(Data entries)
════════

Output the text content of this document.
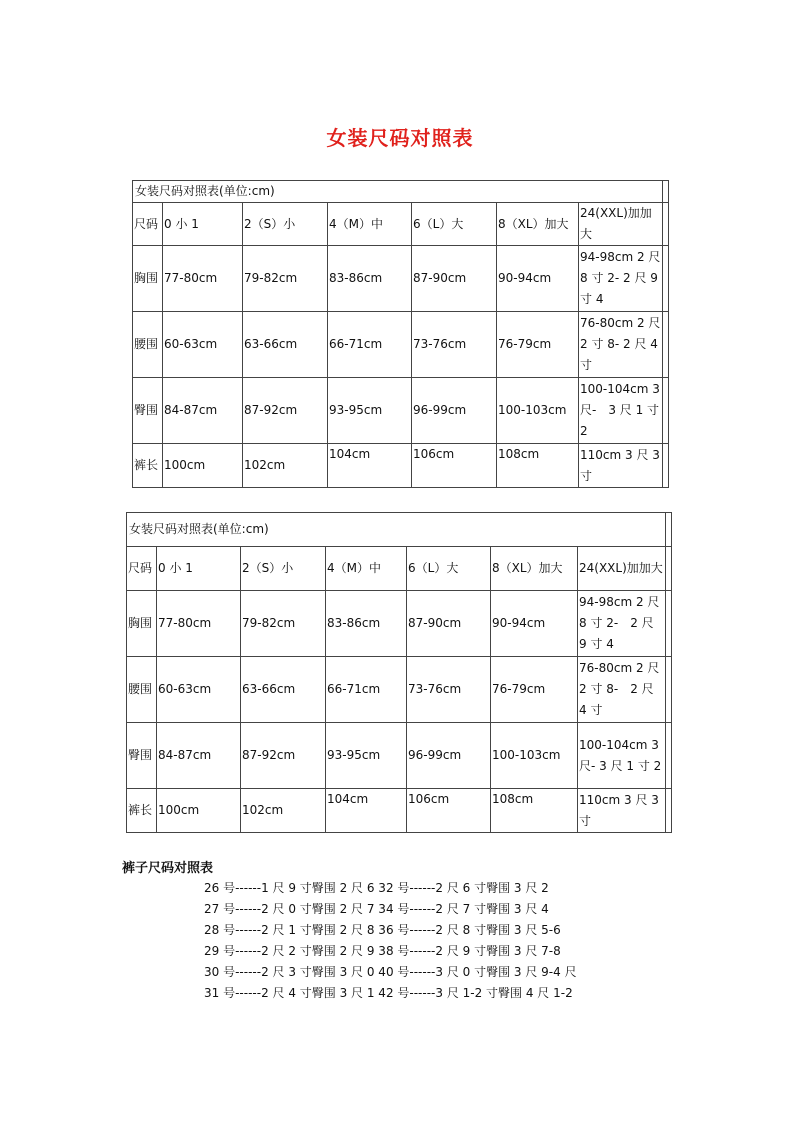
女装尺码对照表
女装尺码对照表(单位:cm)							
尺码	0 小 1	2（S）小	4（M）中	6（L）大	8（XL）加大	24(XXL)加加大	
胸围	77-80cm	79-82cm	83-86cm	87-90cm	90-94cm	94-98cm 2 尺 8 寸 2- 2 尺 9 寸 4	
腰围	60-63cm	63-66cm	66-71cm	73-76cm	76-79cm	76-80cm 2 尺 2 寸 8- 2 尺 4 寸	
臀围	84-87cm	87-92cm	93-95cm	96-99cm	100-103cm	100-104cm 3 尺-　3 尺 1 寸 2	
裤长	100cm	102cm	104cm	106cm	108cm	110cm 3 尺 3 寸	
女装尺码对照表(单位:cm)							
尺码	0 小 1	2（S）小	4（M）中	6（L）大	8（XL）加大	24(XXL)加加大	
胸围	77-80cm	79-82cm	83-86cm	87-90cm	90-94cm	94-98cm 2 尺 8 寸 2-　2 尺 9 寸 4	
腰围	60-63cm	63-66cm	66-71cm	73-76cm	76-79cm	76-80cm 2 尺 2 寸 8-　2 尺 4 寸	
臀围	84-87cm	87-92cm	93-95cm	96-99cm	100-103cm	100-104cm 3 尺- 3 尺 1 寸 2	
裤长	100cm	102cm	104cm	106cm	108cm	110cm 3 尺 3 寸	
裤子尺码对照表
26 号------1 尺 9 寸臀围 2 尺 6 32 号------2 尺 6 寸臀围 3 尺 2
27 号------2 尺 0 寸臀围 2 尺 7 34 号------2 尺 7 寸臀围 3 尺 4
28 号------2 尺 1 寸臀围 2 尺 8 36 号------2 尺 8 寸臀围 3 尺 5-6
29 号------2 尺 2 寸臀围 2 尺 9 38 号------2 尺 9 寸臀围 3 尺 7-8
30 号------2 尺 3 寸臀围 3 尺 0 40 号------3 尺 0 寸臀围 3 尺 9-4 尺
31 号------2 尺 4 寸臀围 3 尺 1 42 号------3 尺 1-2 寸臀围 4 尺 1-2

════════

Aim:
Give back every line exactly as it stands, pictures excluded.

Expected output:
Output the text content of this document.
女装尺码对照表
女装尺码对照表(单位:cm)							
尺码	0 小 1	2（S）小	4（M）中	6（L）大	8（XL）加大	24(XXL)加加大	
胸围	77-80cm	79-82cm	83-86cm	87-90cm	90-94cm	94-98cm 2 尺 8 寸 2- 2 尺 9 寸 4	
腰围	60-63cm	63-66cm	66-71cm	73-76cm	76-79cm	76-80cm 2 尺 2 寸 8- 2 尺 4 寸	
臀围	84-87cm	87-92cm	93-95cm	96-99cm	100-103cm	100-104cm 3 尺-　3 尺 1 寸 2	
裤长	100cm	102cm	104cm	106cm	108cm	110cm 3 尺 3 寸	
女装尺码对照表(单位:cm)							
尺码	0 小 1	2（S）小	4（M）中	6（L）大	8（XL）加大	24(XXL)加加大	
胸围	77-80cm	79-82cm	83-86cm	87-90cm	90-94cm	94-98cm 2 尺 8 寸 2-　2 尺 9 寸 4	
腰围	60-63cm	63-66cm	66-71cm	73-76cm	76-79cm	76-80cm 2 尺 2 寸 8-　2 尺 4 寸	
臀围	84-87cm	87-92cm	93-95cm	96-99cm	100-103cm	100-104cm 3 尺- 3 尺 1 寸 2	
裤长	100cm	102cm	104cm	106cm	108cm	110cm 3 尺 3 寸	
裤子尺码对照表
26 号------1 尺 9 寸臀围 2 尺 6 32 号------2 尺 6 寸臀围 3 尺 2
27 号------2 尺 0 寸臀围 2 尺 7 34 号------2 尺 7 寸臀围 3 尺 4
28 号------2 尺 1 寸臀围 2 尺 8 36 号------2 尺 8 寸臀围 3 尺 5-6
29 号------2 尺 2 寸臀围 2 尺 9 38 号------2 尺 9 寸臀围 3 尺 7-8
30 号------2 尺 3 寸臀围 3 尺 0 40 号------3 尺 0 寸臀围 3 尺 9-4 尺
31 号------2 尺 4 寸臀围 3 尺 1 42 号------3 尺 1-2 寸臀围 4 尺 1-2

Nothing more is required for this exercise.